What is expected. Output the material below in its entirety, exactly as given.

## Start Data to use

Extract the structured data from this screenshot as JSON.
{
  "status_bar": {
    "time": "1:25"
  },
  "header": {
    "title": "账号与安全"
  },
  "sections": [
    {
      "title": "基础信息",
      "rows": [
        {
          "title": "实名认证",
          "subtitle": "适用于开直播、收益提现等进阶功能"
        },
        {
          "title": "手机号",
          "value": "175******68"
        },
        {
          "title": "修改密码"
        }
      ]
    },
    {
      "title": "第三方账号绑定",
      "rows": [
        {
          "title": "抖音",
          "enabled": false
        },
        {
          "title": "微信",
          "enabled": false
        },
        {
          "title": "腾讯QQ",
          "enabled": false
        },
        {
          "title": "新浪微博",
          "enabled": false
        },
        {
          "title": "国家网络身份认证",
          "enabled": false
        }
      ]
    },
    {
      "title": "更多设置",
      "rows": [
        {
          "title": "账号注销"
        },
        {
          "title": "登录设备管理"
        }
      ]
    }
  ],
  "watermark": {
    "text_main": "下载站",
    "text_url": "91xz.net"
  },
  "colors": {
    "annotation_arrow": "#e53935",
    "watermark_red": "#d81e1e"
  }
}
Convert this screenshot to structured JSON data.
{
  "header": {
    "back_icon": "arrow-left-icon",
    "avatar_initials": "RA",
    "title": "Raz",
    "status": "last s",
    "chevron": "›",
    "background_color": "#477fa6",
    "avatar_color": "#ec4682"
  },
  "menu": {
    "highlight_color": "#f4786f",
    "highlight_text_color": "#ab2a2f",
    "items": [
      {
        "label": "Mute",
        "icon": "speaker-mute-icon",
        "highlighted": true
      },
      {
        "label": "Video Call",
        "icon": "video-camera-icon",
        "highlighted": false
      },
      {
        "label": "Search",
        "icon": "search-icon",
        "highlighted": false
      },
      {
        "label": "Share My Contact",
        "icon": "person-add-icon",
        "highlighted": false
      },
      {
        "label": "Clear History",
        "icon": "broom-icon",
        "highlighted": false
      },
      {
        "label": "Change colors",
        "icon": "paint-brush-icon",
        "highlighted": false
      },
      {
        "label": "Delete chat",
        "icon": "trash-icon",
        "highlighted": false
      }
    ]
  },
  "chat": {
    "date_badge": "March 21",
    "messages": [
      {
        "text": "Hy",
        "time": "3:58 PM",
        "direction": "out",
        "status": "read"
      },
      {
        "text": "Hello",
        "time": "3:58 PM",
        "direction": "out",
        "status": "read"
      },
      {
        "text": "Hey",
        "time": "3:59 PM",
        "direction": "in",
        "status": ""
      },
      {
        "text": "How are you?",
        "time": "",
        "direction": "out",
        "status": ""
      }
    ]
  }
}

## End Data to use

Full output.
Extract the structured data from this screenshot as JSON.
{
  "status_bar": {
    "time": "1:25"
  },
  "header": {
    "title": "账号与安全"
  },
  "sections": [
    {
      "title": "基础信息",
      "rows": [
        {
          "title": "实名认证",
          "subtitle": "适用于开直播、收益提现等进阶功能"
        },
        {
          "title": "手机号",
          "value": "175******68"
        },
        {
          "title": "修改密码"
        }
      ]
    },
    {
      "title": "第三方账号绑定",
      "rows": [
        {
          "title": "抖音",
          "enabled": false
        },
        {
          "title": "微信",
          "enabled": false
        },
        {
          "title": "腾讯QQ",
          "enabled": false
        },
        {
          "title": "新浪微博",
          "enabled": false
        },
        {
          "title": "国家网络身份认证",
          "enabled": false
        }
      ]
    },
    {
      "title": "更多设置",
      "rows": [
        {
          "title": "账号注销"
        },
        {
          "title": "登录设备管理"
        }
      ]
    }
  ],
  "watermark": {
    "text_main": "下载站",
    "text_url": "91xz.net"
  },
  "colors": {
    "annotation_arrow": "#e53935",
    "watermark_red": "#d81e1e"
  }
}
Convert this screenshot to structured JSON data.
{
  "header": {
    "back_icon": "arrow-left-icon",
    "avatar_initials": "RA",
    "title": "Raz",
    "status": "last s",
    "chevron": "›",
    "background_color": "#477fa6",
    "avatar_color": "#ec4682"
  },
  "menu": {
    "highlight_color": "#f4786f",
    "highlight_text_color": "#ab2a2f",
    "items": [
      {
        "label": "Mute",
        "icon": "speaker-mute-icon",
        "highlighted": true
      },
      {
        "label": "Video Call",
        "icon": "video-camera-icon",
        "highlighted": false
      },
      {
        "label": "Search",
        "icon": "search-icon",
        "highlighted": false
      },
      {
        "label": "Share My Contact",
        "icon": "person-add-icon",
        "highlighted": false
      },
      {
        "label": "Clear History",
        "icon": "broom-icon",
        "highlighted": false
      },
      {
        "label": "Change colors",
        "icon": "paint-brush-icon",
        "highlighted": false
      },
      {
        "label": "Delete chat",
        "icon": "trash-icon",
        "highlighted": false
      }
    ]
  },
  "chat": {
    "date_badge": "March 21",
    "messages": [
      {
        "text": "Hy",
        "time": "3:58 PM",
        "direction": "out",
        "status": "read"
      },
      {
        "text": "Hello",
        "time": "3:58 PM",
        "direction": "out",
        "status": "read"
      },
      {
        "text": "Hey",
        "time": "3:59 PM",
        "direction": "in",
        "status": ""
      },
      {
        "text": "How are you?",
        "time": "",
        "direction": "out",
        "status": ""
      }
    ]
  }
}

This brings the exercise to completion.